• [Requirements]:
Select from the data all lines with the word "INCLUDE".

• [Data for processing]:
— BEGIN —

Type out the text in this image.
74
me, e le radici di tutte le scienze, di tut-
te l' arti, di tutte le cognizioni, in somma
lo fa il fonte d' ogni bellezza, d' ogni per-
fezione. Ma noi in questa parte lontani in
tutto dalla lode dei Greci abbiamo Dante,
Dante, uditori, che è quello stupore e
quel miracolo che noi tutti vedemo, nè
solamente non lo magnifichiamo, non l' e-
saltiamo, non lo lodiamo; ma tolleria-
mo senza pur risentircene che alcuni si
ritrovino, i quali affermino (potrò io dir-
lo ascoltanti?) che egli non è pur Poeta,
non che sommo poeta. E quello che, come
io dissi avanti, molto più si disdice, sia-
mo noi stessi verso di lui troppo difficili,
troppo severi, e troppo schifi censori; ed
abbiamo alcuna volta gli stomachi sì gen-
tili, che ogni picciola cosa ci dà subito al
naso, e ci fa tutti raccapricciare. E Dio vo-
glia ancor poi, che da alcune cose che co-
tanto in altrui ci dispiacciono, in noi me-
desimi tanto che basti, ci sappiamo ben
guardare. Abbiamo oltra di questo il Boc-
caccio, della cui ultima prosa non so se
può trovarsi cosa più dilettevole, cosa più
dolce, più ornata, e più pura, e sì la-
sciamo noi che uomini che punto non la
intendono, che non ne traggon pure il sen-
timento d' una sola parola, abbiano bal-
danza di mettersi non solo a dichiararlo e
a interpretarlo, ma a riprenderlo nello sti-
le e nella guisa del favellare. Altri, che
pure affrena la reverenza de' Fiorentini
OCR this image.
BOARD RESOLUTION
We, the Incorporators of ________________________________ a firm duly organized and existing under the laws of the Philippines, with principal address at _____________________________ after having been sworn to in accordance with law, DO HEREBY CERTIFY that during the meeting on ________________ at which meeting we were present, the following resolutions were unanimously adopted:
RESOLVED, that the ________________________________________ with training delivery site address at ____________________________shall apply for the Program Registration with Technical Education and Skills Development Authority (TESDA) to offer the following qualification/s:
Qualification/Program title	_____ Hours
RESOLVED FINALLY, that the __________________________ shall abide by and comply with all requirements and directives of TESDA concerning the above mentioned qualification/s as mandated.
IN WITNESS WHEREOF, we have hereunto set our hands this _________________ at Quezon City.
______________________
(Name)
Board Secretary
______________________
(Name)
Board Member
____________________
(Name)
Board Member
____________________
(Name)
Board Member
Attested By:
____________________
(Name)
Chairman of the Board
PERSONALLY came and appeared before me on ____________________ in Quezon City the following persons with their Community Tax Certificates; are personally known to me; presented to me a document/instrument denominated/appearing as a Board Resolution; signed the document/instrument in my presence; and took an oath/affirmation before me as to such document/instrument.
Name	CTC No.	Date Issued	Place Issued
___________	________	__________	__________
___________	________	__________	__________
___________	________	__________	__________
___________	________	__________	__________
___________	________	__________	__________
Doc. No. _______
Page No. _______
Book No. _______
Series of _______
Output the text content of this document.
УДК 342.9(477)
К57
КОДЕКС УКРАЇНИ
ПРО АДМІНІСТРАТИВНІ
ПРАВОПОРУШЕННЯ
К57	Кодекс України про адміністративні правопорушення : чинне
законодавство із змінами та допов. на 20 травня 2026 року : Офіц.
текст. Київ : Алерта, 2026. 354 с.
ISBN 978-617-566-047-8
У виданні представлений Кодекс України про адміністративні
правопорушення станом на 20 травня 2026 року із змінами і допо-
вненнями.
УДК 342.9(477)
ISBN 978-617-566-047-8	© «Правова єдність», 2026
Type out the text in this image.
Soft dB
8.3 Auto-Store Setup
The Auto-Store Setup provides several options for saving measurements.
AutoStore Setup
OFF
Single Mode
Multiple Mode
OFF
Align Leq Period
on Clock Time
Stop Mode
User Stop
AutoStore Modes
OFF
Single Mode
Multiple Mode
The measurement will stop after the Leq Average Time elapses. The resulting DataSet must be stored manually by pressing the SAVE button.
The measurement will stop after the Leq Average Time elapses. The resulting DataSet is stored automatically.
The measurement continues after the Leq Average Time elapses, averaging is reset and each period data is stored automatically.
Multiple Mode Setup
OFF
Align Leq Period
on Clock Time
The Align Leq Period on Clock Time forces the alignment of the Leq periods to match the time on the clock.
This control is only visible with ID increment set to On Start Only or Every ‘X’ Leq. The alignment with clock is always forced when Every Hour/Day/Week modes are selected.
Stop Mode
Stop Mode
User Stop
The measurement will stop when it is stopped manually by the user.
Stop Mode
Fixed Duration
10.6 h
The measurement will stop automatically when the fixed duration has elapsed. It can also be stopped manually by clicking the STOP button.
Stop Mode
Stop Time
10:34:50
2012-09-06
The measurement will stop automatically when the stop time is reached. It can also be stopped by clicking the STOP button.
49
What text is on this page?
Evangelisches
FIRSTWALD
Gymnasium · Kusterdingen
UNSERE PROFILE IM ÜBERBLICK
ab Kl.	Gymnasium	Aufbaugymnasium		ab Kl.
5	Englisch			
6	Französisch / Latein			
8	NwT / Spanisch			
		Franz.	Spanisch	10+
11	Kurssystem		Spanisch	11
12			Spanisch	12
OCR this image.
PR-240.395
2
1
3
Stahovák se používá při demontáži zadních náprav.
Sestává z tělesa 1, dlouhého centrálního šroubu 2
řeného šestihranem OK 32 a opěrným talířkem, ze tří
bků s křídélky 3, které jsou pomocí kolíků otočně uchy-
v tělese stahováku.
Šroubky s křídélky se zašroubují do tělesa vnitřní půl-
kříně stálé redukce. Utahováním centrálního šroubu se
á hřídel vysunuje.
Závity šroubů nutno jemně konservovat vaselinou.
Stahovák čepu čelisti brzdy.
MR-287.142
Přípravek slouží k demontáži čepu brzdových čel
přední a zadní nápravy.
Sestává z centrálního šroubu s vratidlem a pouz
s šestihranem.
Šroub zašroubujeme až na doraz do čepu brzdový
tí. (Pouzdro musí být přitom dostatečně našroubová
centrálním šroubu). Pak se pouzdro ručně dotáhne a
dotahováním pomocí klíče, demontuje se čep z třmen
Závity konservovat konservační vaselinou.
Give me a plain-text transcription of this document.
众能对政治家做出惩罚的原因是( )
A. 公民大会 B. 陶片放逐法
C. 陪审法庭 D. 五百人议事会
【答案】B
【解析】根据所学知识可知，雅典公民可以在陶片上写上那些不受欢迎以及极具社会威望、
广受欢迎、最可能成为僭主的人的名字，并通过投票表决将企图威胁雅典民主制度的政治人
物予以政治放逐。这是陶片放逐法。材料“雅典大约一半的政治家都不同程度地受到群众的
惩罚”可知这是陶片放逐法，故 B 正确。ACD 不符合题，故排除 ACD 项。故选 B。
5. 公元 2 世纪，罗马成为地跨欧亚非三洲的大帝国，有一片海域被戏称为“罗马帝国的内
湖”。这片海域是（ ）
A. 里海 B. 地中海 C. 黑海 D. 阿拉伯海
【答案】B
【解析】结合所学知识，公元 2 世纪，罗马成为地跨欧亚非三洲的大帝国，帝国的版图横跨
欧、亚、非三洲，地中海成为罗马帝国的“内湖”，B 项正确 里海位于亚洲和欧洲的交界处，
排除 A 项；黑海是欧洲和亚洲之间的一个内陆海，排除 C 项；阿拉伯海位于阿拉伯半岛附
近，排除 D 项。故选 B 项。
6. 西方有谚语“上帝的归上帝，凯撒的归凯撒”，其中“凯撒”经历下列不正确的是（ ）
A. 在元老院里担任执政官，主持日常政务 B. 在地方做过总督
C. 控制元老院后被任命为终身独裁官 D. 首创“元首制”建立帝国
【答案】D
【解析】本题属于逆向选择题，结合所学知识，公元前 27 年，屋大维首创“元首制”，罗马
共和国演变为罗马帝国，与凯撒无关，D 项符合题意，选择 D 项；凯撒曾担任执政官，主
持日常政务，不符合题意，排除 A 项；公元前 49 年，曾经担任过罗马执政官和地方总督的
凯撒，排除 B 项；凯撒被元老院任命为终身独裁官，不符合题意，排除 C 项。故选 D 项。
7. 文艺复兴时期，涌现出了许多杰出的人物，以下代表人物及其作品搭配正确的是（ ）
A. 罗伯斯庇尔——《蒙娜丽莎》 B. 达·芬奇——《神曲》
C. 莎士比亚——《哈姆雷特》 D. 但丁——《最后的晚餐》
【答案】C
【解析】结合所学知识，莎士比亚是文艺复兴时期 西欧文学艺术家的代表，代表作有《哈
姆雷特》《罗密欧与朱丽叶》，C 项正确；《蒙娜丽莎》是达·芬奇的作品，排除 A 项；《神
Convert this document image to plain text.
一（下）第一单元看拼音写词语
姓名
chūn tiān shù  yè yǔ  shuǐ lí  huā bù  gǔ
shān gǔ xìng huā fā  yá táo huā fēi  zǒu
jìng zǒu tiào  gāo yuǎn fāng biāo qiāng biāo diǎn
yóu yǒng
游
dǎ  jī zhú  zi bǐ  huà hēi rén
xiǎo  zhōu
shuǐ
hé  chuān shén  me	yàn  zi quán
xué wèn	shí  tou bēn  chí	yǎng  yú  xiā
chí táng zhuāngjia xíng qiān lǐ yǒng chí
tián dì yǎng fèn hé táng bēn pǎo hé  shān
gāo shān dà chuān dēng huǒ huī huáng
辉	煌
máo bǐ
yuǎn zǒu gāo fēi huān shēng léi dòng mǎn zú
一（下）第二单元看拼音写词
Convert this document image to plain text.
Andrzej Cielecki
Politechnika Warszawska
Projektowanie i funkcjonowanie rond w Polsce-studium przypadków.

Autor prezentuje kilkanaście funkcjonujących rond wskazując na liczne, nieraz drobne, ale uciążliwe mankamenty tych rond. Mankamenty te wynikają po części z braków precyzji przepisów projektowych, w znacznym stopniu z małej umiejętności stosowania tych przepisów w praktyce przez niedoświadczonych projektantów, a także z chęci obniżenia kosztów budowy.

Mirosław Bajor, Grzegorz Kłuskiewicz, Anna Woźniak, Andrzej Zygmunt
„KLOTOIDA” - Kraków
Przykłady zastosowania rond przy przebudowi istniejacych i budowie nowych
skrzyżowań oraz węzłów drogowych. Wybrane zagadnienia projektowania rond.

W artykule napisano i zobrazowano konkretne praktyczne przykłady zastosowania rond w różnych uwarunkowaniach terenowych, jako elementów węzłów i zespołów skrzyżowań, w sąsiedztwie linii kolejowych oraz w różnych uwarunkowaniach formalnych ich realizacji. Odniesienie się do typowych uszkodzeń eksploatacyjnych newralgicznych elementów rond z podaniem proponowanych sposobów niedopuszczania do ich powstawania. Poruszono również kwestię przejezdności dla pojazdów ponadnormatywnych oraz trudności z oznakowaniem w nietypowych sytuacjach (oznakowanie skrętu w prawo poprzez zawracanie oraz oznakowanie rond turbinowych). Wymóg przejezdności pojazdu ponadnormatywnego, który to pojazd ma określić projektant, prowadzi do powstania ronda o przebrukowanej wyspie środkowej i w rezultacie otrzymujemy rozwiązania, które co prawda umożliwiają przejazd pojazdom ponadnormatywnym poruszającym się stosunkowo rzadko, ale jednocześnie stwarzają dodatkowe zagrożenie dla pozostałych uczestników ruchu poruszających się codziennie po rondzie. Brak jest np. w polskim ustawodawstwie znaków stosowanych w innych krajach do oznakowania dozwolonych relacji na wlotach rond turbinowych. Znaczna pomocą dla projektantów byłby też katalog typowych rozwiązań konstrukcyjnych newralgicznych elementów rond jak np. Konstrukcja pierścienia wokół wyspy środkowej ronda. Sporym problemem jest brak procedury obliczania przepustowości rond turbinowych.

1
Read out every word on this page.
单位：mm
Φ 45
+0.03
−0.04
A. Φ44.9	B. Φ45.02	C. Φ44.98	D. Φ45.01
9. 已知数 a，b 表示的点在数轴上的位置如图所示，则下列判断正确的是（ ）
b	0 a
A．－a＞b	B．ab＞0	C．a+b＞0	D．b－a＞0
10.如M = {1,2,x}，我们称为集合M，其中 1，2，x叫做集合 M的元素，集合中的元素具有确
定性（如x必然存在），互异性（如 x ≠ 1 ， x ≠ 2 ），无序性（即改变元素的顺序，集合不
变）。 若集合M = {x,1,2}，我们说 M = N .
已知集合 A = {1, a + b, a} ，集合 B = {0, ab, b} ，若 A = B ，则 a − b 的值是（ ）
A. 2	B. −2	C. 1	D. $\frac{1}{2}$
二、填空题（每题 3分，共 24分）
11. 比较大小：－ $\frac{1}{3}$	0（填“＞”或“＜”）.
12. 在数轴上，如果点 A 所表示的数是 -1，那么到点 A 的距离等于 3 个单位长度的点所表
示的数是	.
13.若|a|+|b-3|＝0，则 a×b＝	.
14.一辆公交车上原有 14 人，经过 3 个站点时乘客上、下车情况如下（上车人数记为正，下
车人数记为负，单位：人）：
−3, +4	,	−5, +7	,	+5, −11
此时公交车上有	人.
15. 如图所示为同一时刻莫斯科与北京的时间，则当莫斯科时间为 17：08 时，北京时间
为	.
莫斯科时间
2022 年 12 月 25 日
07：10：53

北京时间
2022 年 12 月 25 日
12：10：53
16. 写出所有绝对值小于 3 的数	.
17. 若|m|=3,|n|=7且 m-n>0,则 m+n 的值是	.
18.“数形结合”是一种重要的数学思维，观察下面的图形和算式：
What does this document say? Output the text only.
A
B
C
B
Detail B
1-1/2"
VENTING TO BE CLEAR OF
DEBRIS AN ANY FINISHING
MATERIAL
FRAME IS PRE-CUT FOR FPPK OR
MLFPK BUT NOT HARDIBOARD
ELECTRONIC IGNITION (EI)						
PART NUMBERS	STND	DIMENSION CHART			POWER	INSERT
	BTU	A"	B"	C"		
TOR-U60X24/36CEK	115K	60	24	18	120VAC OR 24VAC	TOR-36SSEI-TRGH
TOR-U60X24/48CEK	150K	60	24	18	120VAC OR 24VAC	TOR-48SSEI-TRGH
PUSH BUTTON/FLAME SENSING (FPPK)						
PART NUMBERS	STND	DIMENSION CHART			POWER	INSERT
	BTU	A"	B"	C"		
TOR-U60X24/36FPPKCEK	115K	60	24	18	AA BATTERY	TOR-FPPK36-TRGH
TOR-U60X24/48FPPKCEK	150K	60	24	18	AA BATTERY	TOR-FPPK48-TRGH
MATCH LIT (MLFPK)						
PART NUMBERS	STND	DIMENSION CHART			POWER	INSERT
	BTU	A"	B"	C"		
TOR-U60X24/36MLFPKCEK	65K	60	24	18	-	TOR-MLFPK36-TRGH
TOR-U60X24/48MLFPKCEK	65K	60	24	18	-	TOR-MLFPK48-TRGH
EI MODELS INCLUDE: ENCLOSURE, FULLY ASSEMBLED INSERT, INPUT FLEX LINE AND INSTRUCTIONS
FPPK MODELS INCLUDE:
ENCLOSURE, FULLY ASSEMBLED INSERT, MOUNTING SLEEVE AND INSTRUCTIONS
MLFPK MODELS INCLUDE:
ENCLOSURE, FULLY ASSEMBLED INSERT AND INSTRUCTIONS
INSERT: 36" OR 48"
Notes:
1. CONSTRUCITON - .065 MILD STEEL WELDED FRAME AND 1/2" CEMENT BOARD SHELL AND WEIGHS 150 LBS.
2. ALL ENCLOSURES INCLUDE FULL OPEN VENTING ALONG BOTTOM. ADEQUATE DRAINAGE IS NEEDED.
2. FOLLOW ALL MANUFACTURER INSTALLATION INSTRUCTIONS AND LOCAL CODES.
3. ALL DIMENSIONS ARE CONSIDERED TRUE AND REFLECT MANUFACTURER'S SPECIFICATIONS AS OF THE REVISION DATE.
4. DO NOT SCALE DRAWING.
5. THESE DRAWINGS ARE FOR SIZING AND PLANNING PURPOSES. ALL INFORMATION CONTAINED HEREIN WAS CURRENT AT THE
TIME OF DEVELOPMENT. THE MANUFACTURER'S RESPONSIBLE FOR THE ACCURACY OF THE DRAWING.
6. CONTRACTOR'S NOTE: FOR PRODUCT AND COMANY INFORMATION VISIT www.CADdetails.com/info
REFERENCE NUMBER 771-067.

— END —

• [Correct result]:
EI MODELS INCLUDE: ENCLOSURE, FULLY ASSEMBLED INSERT, INPUT FLEX LINE AND INSTRUCTIONS
FPPK MODELS INCLUDE:
MLFPK MODELS INCLUDE:
2. ALL ENCLOSURES INCLUDE FULL OPEN VENTING ALONG BOTTOM. ADEQUATE DRAINAGE IS NEEDED.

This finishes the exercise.